Task requirements: Filter the entries, keeping every line with the word "sinh".

Records for this exercise:
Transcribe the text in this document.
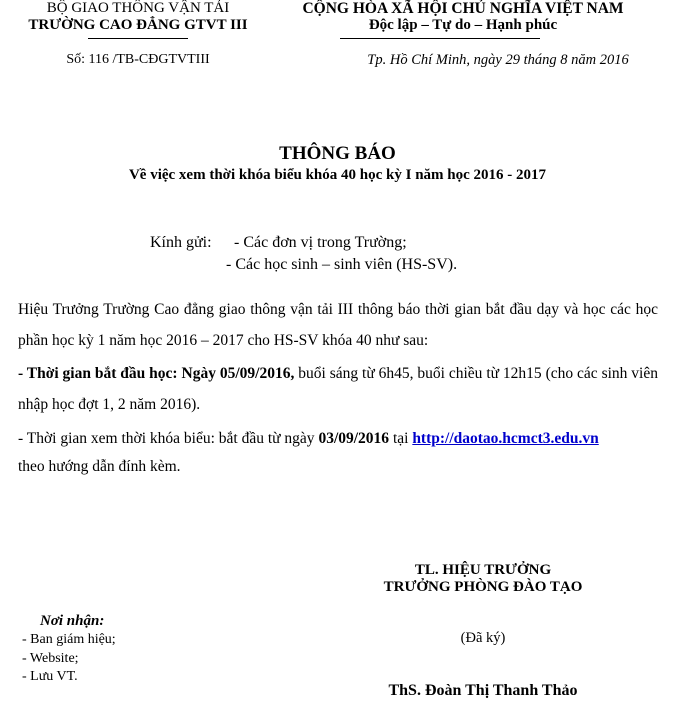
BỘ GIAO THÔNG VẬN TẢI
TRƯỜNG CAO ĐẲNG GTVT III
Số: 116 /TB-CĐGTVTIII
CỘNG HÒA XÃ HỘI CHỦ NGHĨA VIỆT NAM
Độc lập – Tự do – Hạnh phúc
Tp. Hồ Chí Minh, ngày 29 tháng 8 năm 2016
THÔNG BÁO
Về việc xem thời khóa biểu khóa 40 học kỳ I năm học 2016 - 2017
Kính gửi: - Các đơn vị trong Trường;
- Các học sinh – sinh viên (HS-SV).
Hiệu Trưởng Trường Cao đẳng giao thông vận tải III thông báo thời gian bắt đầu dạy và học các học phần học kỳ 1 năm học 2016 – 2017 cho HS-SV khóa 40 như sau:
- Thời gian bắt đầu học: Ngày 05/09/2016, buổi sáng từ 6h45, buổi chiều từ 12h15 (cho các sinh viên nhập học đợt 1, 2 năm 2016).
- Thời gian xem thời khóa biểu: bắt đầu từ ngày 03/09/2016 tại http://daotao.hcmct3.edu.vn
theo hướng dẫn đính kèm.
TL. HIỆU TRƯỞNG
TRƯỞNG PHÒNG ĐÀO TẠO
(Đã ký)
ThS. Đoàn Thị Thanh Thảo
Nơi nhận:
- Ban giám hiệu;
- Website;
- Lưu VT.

Full response:
- Các học sinh – sinh viên (HS-SV).
- Thời gian bắt đầu học: Ngày 05/09/2016, buổi sáng từ 6h45, buổi chiều từ 12h15 (cho các sinh viên nhập học đợt 1, 2 năm 2016).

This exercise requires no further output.